GIVEN RECORDS |
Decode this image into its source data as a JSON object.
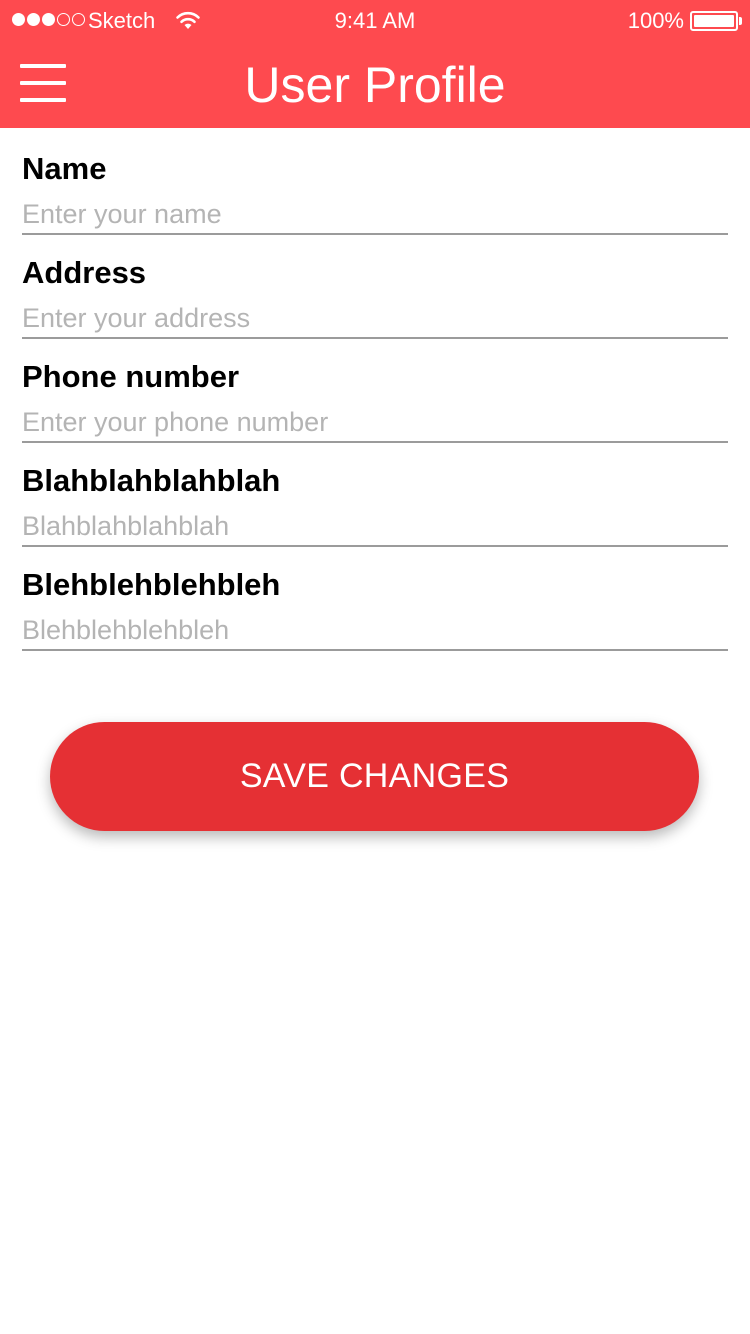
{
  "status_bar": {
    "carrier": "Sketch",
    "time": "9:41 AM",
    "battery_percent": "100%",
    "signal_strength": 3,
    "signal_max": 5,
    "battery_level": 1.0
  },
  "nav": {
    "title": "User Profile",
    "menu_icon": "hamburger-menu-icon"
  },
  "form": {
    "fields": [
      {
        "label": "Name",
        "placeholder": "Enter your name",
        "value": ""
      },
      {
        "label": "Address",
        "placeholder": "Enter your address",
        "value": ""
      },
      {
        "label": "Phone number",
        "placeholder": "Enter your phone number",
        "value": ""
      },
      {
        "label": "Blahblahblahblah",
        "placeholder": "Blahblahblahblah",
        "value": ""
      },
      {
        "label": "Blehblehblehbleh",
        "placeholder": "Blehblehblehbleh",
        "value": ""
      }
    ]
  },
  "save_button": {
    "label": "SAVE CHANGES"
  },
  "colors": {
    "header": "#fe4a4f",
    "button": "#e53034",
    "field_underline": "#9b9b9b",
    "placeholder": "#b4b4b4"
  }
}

==

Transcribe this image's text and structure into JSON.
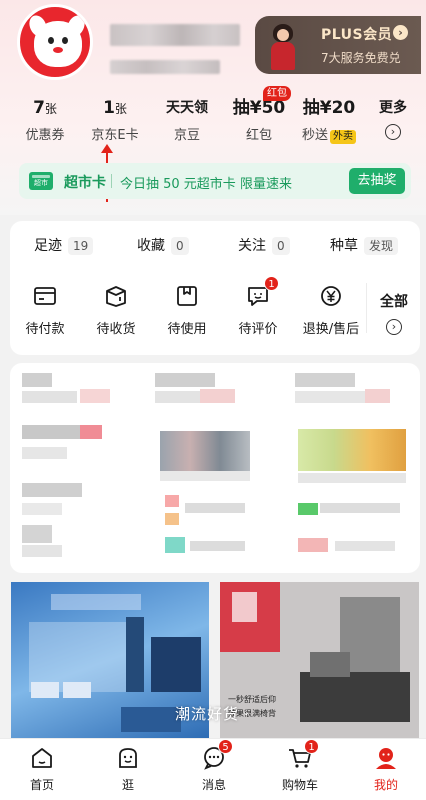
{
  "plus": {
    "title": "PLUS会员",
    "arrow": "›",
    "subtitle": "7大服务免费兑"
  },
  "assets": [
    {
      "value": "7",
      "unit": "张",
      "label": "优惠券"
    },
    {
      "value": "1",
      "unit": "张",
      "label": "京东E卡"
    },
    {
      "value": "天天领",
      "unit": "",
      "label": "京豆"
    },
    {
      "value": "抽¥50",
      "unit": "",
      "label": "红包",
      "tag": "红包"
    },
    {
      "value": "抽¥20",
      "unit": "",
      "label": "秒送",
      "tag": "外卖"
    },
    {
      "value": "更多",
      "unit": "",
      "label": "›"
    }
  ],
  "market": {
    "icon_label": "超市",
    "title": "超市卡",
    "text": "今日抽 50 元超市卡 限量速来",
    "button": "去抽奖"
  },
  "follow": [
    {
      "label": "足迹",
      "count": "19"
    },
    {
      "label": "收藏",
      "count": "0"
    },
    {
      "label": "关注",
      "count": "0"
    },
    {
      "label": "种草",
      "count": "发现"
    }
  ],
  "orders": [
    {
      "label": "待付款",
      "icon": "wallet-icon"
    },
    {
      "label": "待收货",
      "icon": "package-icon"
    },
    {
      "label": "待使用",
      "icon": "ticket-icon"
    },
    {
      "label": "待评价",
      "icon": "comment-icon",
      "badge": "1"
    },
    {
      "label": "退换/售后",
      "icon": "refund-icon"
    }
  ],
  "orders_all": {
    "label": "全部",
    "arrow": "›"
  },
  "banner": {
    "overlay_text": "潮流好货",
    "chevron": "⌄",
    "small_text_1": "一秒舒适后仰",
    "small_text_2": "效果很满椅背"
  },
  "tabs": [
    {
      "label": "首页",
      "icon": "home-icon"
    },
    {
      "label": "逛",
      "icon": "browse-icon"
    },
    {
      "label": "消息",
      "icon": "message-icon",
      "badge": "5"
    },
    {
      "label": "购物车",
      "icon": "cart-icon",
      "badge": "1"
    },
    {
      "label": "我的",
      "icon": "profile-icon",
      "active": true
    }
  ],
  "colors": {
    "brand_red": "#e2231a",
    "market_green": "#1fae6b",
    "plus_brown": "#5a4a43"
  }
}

--

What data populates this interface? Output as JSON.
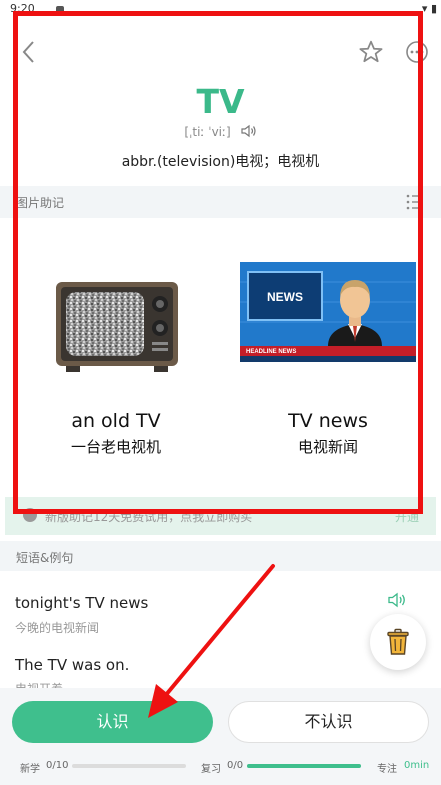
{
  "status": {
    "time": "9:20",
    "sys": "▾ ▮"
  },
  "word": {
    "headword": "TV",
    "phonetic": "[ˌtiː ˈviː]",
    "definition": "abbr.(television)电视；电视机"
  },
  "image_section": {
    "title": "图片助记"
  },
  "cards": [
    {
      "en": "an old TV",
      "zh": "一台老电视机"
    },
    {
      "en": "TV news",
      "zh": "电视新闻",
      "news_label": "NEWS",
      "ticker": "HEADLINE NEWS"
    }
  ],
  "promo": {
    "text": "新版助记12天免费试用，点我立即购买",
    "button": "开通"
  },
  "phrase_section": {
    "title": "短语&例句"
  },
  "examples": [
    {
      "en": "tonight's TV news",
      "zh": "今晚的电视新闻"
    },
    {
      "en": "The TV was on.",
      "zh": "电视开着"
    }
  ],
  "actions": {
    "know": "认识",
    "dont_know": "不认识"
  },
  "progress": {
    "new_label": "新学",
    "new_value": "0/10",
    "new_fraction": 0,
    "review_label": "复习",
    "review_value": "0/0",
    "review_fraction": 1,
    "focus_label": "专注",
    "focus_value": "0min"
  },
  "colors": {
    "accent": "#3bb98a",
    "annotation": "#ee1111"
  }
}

WHAT NEEDS TO BE DONE | State the number of lines in this listing that contain the string "Blehblehblehbleh", and add nothing else.

TASK RESPONSE | 2